## GIVEN PROBLEM
Tally the lines below that contain the word "screenshot", and give only that number.

## ENTRIES SUPPLIED
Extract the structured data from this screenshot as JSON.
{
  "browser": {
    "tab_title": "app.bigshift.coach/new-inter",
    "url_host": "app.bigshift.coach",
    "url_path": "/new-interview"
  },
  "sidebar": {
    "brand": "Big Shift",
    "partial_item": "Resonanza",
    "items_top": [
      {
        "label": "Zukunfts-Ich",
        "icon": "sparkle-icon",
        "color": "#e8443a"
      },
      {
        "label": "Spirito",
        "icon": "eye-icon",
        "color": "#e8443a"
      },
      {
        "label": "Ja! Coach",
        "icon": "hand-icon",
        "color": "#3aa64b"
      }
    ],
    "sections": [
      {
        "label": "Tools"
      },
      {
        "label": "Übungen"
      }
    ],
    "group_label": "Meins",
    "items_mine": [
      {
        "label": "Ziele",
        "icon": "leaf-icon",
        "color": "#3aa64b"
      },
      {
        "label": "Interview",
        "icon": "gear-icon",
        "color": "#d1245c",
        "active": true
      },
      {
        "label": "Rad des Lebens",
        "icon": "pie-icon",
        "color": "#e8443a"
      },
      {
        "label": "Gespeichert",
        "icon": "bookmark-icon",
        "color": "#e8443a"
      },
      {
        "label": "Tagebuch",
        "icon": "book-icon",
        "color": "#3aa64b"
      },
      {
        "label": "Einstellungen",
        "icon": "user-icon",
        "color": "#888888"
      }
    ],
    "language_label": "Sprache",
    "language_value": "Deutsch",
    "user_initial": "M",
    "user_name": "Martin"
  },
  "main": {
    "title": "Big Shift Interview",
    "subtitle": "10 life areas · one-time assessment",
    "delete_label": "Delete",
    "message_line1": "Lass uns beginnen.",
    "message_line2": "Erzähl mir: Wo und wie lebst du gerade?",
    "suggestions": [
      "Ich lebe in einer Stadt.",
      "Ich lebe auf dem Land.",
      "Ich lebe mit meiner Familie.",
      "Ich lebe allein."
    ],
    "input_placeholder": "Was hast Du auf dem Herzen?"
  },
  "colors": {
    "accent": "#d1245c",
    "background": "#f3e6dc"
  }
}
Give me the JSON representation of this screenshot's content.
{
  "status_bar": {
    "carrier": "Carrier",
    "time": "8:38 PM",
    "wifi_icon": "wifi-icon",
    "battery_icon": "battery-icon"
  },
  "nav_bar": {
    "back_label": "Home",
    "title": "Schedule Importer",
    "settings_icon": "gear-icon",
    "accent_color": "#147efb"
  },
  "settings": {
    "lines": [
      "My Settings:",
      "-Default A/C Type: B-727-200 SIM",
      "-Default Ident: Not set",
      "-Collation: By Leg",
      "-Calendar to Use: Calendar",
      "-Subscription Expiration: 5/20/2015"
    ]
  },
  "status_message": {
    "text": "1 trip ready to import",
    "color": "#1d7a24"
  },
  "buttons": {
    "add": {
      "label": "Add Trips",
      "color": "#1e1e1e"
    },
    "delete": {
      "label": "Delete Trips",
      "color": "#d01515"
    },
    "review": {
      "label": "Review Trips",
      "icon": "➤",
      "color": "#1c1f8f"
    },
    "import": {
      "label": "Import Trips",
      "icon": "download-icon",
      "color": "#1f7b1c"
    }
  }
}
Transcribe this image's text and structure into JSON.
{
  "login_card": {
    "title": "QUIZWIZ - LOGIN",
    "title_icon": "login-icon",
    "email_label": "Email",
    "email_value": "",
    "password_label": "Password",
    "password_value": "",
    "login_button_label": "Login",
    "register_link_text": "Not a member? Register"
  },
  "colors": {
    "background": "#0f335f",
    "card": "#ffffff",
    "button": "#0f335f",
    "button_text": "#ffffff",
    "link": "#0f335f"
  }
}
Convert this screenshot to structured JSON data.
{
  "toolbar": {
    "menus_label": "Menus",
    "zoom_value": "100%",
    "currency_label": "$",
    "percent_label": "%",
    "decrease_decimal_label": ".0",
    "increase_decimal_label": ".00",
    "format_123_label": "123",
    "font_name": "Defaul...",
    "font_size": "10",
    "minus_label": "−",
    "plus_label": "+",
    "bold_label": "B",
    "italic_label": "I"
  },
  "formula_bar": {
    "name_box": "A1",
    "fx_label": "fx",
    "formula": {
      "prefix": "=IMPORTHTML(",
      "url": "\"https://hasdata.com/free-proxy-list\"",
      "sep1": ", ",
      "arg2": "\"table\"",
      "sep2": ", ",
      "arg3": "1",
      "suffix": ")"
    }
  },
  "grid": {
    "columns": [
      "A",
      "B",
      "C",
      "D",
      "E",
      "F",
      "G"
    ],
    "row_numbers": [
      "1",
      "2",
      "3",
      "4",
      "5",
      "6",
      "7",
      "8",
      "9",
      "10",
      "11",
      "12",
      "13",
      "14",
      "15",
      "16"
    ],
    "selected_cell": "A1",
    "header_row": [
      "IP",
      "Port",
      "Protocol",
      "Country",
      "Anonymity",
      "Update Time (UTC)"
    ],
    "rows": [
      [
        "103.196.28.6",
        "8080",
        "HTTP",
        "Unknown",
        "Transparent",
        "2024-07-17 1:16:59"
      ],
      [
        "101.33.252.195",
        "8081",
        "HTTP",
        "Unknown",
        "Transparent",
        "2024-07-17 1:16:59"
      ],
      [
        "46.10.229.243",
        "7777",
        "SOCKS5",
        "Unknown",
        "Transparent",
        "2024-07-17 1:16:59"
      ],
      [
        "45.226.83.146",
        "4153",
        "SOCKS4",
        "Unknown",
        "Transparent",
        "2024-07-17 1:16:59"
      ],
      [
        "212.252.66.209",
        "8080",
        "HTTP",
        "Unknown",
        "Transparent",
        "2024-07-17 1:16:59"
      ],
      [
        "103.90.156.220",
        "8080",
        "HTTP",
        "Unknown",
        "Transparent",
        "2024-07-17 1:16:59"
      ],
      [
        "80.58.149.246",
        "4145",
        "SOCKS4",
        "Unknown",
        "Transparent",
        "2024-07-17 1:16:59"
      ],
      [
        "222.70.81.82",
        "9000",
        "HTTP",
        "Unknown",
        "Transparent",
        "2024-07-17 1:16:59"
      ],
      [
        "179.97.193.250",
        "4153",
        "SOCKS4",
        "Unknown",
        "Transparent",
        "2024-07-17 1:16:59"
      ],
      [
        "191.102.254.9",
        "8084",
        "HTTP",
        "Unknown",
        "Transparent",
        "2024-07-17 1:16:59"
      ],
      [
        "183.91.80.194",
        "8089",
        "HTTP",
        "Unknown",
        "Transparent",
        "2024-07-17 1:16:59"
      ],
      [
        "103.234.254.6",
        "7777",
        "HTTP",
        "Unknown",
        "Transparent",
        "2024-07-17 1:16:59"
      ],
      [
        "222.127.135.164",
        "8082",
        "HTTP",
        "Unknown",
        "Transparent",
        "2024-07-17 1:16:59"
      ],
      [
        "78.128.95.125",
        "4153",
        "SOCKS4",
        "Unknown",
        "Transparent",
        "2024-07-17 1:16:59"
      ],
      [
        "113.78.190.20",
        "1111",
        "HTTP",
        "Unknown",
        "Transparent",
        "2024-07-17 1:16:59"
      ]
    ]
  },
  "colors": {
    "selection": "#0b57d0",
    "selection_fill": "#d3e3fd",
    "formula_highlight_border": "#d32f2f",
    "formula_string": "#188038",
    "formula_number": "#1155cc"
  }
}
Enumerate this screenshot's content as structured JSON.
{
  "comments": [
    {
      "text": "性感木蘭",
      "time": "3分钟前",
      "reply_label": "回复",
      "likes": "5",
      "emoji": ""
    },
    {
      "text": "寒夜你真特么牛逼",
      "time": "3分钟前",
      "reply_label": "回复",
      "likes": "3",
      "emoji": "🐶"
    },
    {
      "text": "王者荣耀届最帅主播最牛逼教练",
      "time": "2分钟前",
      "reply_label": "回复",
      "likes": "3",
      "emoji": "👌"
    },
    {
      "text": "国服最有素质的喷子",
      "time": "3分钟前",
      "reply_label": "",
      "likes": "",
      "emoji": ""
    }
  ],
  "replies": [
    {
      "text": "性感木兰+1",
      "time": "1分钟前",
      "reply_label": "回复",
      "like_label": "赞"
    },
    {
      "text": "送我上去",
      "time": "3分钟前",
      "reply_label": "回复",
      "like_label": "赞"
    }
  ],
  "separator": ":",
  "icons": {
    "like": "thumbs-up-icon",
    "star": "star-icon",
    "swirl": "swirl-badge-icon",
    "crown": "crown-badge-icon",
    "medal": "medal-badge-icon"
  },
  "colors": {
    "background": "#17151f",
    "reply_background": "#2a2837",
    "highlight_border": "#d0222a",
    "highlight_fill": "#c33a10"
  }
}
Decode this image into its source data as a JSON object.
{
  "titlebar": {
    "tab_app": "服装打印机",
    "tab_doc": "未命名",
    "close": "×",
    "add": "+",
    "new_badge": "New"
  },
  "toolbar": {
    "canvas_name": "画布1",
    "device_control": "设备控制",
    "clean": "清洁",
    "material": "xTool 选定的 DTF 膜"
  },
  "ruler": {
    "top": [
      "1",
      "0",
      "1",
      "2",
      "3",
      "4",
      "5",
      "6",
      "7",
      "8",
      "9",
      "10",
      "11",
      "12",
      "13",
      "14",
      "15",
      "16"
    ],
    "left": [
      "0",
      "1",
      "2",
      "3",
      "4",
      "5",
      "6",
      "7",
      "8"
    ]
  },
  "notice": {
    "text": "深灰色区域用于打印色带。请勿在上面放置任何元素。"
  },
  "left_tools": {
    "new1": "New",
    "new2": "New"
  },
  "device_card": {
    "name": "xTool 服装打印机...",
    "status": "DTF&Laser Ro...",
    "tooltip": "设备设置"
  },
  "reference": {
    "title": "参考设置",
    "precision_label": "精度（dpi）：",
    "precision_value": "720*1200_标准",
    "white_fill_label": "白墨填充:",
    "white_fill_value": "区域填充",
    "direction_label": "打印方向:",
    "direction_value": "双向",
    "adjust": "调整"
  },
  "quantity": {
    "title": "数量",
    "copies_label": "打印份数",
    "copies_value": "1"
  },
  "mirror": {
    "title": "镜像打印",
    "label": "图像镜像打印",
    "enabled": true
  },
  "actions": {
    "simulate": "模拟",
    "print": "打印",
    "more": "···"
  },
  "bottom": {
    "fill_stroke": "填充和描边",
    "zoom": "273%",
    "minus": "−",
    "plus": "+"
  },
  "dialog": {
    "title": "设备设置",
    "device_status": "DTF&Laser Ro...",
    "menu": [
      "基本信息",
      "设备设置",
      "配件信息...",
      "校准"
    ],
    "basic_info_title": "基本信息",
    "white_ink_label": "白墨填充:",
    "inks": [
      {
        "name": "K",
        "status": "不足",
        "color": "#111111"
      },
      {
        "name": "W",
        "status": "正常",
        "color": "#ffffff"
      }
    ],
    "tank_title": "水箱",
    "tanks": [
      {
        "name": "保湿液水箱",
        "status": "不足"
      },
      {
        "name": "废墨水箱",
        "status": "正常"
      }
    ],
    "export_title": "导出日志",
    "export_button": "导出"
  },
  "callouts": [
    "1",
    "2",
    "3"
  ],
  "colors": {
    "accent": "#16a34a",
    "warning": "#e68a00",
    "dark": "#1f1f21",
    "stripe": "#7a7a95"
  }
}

## SOLVED EXERCISE
4